### Task details
The records below must be reproduced in full and without error.

(Document page records)
++++++++
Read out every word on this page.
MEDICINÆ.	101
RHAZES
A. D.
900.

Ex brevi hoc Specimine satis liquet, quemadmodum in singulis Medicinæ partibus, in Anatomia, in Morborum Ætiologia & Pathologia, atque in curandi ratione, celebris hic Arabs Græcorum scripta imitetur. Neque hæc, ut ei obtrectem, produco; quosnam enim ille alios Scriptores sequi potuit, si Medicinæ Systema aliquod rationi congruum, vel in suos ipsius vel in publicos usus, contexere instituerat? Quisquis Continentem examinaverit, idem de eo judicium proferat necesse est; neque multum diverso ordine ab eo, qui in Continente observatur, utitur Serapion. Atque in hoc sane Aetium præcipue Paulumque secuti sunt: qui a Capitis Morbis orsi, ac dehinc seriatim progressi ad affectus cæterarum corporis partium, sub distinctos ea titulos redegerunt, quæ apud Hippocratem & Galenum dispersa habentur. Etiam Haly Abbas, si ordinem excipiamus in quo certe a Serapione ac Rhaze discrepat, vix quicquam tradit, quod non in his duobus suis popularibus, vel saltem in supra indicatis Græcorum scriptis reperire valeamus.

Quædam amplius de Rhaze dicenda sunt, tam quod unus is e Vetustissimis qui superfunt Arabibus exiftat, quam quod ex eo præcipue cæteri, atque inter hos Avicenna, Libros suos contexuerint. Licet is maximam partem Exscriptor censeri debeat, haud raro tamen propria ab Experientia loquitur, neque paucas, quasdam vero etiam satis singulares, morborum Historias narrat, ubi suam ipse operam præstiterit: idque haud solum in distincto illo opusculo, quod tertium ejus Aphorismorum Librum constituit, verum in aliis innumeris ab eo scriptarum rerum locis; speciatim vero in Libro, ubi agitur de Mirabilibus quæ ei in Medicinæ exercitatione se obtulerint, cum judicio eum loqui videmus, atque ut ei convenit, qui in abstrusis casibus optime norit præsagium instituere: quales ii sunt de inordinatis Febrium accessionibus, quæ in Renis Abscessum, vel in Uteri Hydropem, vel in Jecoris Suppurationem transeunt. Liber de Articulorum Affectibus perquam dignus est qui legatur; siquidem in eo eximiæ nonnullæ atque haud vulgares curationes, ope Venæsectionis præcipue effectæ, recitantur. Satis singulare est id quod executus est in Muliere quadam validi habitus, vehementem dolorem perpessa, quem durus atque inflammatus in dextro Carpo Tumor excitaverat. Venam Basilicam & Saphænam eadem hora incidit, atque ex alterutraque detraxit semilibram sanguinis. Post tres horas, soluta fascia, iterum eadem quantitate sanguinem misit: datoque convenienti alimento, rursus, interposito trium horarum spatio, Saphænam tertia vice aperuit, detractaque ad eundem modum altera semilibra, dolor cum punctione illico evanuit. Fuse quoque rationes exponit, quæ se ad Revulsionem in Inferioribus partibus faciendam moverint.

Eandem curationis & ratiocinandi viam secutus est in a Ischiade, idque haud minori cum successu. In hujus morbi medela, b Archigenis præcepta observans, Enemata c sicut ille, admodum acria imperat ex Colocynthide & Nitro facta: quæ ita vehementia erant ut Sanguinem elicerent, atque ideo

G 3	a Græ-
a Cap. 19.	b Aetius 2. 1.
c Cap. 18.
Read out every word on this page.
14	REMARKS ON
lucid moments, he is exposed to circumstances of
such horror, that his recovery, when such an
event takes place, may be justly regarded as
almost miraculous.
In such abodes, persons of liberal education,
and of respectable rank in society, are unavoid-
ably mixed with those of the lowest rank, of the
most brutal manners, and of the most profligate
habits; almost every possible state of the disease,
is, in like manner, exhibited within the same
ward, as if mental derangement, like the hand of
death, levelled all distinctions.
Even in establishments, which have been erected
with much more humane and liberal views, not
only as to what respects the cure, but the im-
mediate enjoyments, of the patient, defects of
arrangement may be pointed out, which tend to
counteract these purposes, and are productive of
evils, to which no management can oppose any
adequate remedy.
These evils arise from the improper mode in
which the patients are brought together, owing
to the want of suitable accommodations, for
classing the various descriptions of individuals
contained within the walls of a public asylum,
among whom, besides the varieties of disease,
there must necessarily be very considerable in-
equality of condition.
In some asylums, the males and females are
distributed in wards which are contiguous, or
++++++++
### Task result
Read out every word on this page.
MEDICINÆ.	101
RHAZES
A. D.
900.

Ex brevi hoc Specimine satis liquet, quemadmodum in singulis Medicinæ partibus, in Anatomia, in Morborum Ætiologia & Pathologia, atque in curandi ratione, celebris hic Arabs Græcorum scripta imitetur. Neque hæc, ut ei obtrectem, produco; quosnam enim ille alios Scriptores sequi potuit, si Medicinæ Systema aliquod rationi congruum, vel in suos ipsius vel in publicos usus, contexere instituerat? Quisquis Continentem examinaverit, idem de eo judicium proferat necesse est; neque multum diverso ordine ab eo, qui in Continente observatur, utitur Serapion. Atque in hoc sane Aetium præcipue Paulumque secuti sunt: qui a Capitis Morbis orsi, ac dehinc seriatim progressi ad affectus cæterarum corporis partium, sub distinctos ea titulos redegerunt, quæ apud Hippocratem & Galenum dispersa habentur. Etiam Haly Abbas, si ordinem excipiamus in quo certe a Serapione ac Rhaze discrepat, vix quicquam tradit, quod non in his duobus suis popularibus, vel saltem in supra indicatis Græcorum scriptis reperire valeamus.

Quædam amplius de Rhaze dicenda sunt, tam quod unus is e Vetustissimis qui superfunt Arabibus exiftat, quam quod ex eo præcipue cæteri, atque inter hos Avicenna, Libros suos contexuerint. Licet is maximam partem Exscriptor censeri debeat, haud raro tamen propria ab Experientia loquitur, neque paucas, quasdam vero etiam satis singulares, morborum Historias narrat, ubi suam ipse operam præstiterit: idque haud solum in distincto illo opusculo, quod tertium ejus Aphorismorum Librum constituit, verum in aliis innumeris ab eo scriptarum rerum locis; speciatim vero in Libro, ubi agitur de Mirabilibus quæ ei in Medicinæ exercitatione se obtulerint, cum judicio eum loqui videmus, atque ut ei convenit, qui in abstrusis casibus optime norit præsagium instituere: quales ii sunt de inordinatis Febrium accessionibus, quæ in Renis Abscessum, vel in Uteri Hydropem, vel in Jecoris Suppurationem transeunt. Liber de Articulorum Affectibus perquam dignus est qui legatur; siquidem in eo eximiæ nonnullæ atque haud vulgares curationes, ope Venæsectionis præcipue effectæ, recitantur. Satis singulare est id quod executus est in Muliere quadam validi habitus, vehementem dolorem perpessa, quem durus atque inflammatus in dextro Carpo Tumor excitaverat. Venam Basilicam & Saphænam eadem hora incidit, atque ex alterutraque detraxit semilibram sanguinis. Post tres horas, soluta fascia, iterum eadem quantitate sanguinem misit: datoque convenienti alimento, rursus, interposito trium horarum spatio, Saphænam tertia vice aperuit, detractaque ad eundem modum altera semilibra, dolor cum punctione illico evanuit. Fuse quoque rationes exponit, quæ se ad Revulsionem in Inferioribus partibus faciendam moverint.

Eandem curationis & ratiocinandi viam secutus est in a Ischiade, idque haud minori cum successu. In hujus morbi medela, b Archigenis præcepta observans, Enemata c sicut ille, admodum acria imperat ex Colocynthide & Nitro facta: quæ ita vehementia erant ut Sanguinem elicerent, atque ideo

G 3	a Græ-
a Cap. 19.	b Aetius 2. 1.
c Cap. 18.
Read out every word on this page.
14	REMARKS ON
lucid moments, he is exposed to circumstances of
such horror, that his recovery, when such an
event takes place, may be justly regarded as
almost miraculous.
In such abodes, persons of liberal education,
and of respectable rank in society, are unavoid-
ably mixed with those of the lowest rank, of the
most brutal manners, and of the most profligate
habits; almost every possible state of the disease,
is, in like manner, exhibited within the same
ward, as if mental derangement, like the hand of
death, levelled all distinctions.
Even in establishments, which have been erected
with much more humane and liberal views, not
only as to what respects the cure, but the im-
mediate enjoyments, of the patient, defects of
arrangement may be pointed out, which tend to
counteract these purposes, and are productive of
evils, to which no management can oppose any
adequate remedy.
These evils arise from the improper mode in
which the patients are brought together, owing
to the want of suitable accommodations, for
classing the various descriptions of individuals
contained within the walls of a public asylum,
among whom, besides the varieties of disease,
there must necessarily be very considerable in-
equality of condition.
In some asylums, the males and females are
distributed in wards which are contiguous, or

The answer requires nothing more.